YOUR OBJECTIVE => The records that follow must be repeated verbatim, every one of them.

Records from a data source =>
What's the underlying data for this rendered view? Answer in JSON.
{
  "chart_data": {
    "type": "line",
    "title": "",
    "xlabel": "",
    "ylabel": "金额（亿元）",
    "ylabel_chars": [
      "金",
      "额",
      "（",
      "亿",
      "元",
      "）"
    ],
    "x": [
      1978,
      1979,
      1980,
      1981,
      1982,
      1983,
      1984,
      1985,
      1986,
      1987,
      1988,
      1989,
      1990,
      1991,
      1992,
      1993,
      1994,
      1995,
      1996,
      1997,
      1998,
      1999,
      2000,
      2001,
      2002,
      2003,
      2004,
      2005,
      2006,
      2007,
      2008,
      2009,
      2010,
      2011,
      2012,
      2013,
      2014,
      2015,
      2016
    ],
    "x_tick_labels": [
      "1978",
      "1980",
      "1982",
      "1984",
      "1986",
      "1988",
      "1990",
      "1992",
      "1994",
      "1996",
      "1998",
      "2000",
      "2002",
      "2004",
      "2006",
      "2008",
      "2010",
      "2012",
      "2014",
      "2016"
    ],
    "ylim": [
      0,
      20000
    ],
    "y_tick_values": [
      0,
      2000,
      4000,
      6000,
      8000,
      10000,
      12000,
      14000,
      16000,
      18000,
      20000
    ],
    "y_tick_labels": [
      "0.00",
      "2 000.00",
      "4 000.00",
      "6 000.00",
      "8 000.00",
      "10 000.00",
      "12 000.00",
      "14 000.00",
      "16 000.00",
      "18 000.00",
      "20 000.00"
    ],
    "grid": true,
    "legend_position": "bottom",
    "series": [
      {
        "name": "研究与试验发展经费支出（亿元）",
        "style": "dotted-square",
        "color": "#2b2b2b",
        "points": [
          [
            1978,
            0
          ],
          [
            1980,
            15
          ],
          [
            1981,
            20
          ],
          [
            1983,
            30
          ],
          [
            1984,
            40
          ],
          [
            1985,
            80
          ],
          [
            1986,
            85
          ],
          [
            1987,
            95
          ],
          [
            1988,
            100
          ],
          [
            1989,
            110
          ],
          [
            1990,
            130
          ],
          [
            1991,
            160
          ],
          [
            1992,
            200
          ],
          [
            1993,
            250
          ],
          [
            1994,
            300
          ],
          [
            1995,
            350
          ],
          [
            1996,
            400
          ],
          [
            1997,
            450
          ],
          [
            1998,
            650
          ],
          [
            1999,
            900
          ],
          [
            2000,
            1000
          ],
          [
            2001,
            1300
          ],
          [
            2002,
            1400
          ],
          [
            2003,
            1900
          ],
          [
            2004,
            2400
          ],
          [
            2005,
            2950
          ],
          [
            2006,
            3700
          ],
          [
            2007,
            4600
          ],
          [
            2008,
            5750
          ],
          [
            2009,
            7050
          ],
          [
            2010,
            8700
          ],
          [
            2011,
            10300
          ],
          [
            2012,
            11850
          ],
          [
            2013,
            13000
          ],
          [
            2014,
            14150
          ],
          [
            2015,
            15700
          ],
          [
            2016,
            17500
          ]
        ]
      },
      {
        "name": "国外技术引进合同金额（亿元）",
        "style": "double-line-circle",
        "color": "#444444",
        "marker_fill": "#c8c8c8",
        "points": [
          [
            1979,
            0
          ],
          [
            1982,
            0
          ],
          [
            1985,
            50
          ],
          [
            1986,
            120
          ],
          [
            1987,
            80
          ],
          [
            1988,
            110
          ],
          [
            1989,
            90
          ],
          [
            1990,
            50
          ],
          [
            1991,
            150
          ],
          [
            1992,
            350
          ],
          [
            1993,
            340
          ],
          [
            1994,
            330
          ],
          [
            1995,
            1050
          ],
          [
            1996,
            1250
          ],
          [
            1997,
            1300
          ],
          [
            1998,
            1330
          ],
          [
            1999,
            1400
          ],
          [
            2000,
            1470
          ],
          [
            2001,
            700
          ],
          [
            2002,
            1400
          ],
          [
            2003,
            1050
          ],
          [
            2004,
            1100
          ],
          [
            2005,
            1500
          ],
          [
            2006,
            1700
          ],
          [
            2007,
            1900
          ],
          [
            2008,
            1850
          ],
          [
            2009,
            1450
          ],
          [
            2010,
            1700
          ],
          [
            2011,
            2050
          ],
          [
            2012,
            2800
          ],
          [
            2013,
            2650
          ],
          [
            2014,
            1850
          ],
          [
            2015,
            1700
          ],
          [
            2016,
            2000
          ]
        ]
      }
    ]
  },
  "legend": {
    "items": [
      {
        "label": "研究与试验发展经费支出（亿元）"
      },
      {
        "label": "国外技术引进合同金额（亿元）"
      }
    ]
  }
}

REPLY TO THE TASK =>
What's the underlying data for this rendered view? Answer in JSON.
{
  "chart_data": {
    "type": "line",
    "title": "",
    "xlabel": "",
    "ylabel": "金额（亿元）",
    "ylabel_chars": [
      "金",
      "额",
      "（",
      "亿",
      "元",
      "）"
    ],
    "x": [
      1978,
      1979,
      1980,
      1981,
      1982,
      1983,
      1984,
      1985,
      1986,
      1987,
      1988,
      1989,
      1990,
      1991,
      1992,
      1993,
      1994,
      1995,
      1996,
      1997,
      1998,
      1999,
      2000,
      2001,
      2002,
      2003,
      2004,
      2005,
      2006,
      2007,
      2008,
      2009,
      2010,
      2011,
      2012,
      2013,
      2014,
      2015,
      2016
    ],
    "x_tick_labels": [
      "1978",
      "1980",
      "1982",
      "1984",
      "1986",
      "1988",
      "1990",
      "1992",
      "1994",
      "1996",
      "1998",
      "2000",
      "2002",
      "2004",
      "2006",
      "2008",
      "2010",
      "2012",
      "2014",
      "2016"
    ],
    "ylim": [
      0,
      20000
    ],
    "y_tick_values": [
      0,
      2000,
      4000,
      6000,
      8000,
      10000,
      12000,
      14000,
      16000,
      18000,
      20000
    ],
    "y_tick_labels": [
      "0.00",
      "2 000.00",
      "4 000.00",
      "6 000.00",
      "8 000.00",
      "10 000.00",
      "12 000.00",
      "14 000.00",
      "16 000.00",
      "18 000.00",
      "20 000.00"
    ],
    "grid": true,
    "legend_position": "bottom",
    "series": [
      {
        "name": "研究与试验发展经费支出（亿元）",
        "style": "dotted-square",
        "color": "#2b2b2b",
        "points": [
          [
            1978,
            0
          ],
          [
            1980,
            15
          ],
          [
            1981,
            20
          ],
          [
            1983,
            30
          ],
          [
            1984,
            40
          ],
          [
            1985,
            80
          ],
          [
            1986,
            85
          ],
          [
            1987,
            95
          ],
          [
            1988,
            100
          ],
          [
            1989,
            110
          ],
          [
            1990,
            130
          ],
          [
            1991,
            160
          ],
          [
            1992,
            200
          ],
          [
            1993,
            250
          ],
          [
            1994,
            300
          ],
          [
            1995,
            350
          ],
          [
            1996,
            400
          ],
          [
            1997,
            450
          ],
          [
            1998,
            650
          ],
          [
            1999,
            900
          ],
          [
            2000,
            1000
          ],
          [
            2001,
            1300
          ],
          [
            2002,
            1400
          ],
          [
            2003,
            1900
          ],
          [
            2004,
            2400
          ],
          [
            2005,
            2950
          ],
          [
            2006,
            3700
          ],
          [
            2007,
            4600
          ],
          [
            2008,
            5750
          ],
          [
            2009,
            7050
          ],
          [
            2010,
            8700
          ],
          [
            2011,
            10300
          ],
          [
            2012,
            11850
          ],
          [
            2013,
            13000
          ],
          [
            2014,
            14150
          ],
          [
            2015,
            15700
          ],
          [
            2016,
            17500
          ]
        ]
      },
      {
        "name": "国外技术引进合同金额（亿元）",
        "style": "double-line-circle",
        "color": "#444444",
        "marker_fill": "#c8c8c8",
        "points": [
          [
            1979,
            0
          ],
          [
            1982,
            0
          ],
          [
            1985,
            50
          ],
          [
            1986,
            120
          ],
          [
            1987,
            80
          ],
          [
            1988,
            110
          ],
          [
            1989,
            90
          ],
          [
            1990,
            50
          ],
          [
            1991,
            150
          ],
          [
            1992,
            350
          ],
          [
            1993,
            340
          ],
          [
            1994,
            330
          ],
          [
            1995,
            1050
          ],
          [
            1996,
            1250
          ],
          [
            1997,
            1300
          ],
          [
            1998,
            1330
          ],
          [
            1999,
            1400
          ],
          [
            2000,
            1470
          ],
          [
            2001,
            700
          ],
          [
            2002,
            1400
          ],
          [
            2003,
            1050
          ],
          [
            2004,
            1100
          ],
          [
            2005,
            1500
          ],
          [
            2006,
            1700
          ],
          [
            2007,
            1900
          ],
          [
            2008,
            1850
          ],
          [
            2009,
            1450
          ],
          [
            2010,
            1700
          ],
          [
            2011,
            2050
          ],
          [
            2012,
            2800
          ],
          [
            2013,
            2650
          ],
          [
            2014,
            1850
          ],
          [
            2015,
            1700
          ],
          [
            2016,
            2000
          ]
        ]
      }
    ]
  },
  "legend": {
    "items": [
      {
        "label": "研究与试验发展经费支出（亿元）"
      },
      {
        "label": "国外技术引进合同金额（亿元）"
      }
    ]
  }
}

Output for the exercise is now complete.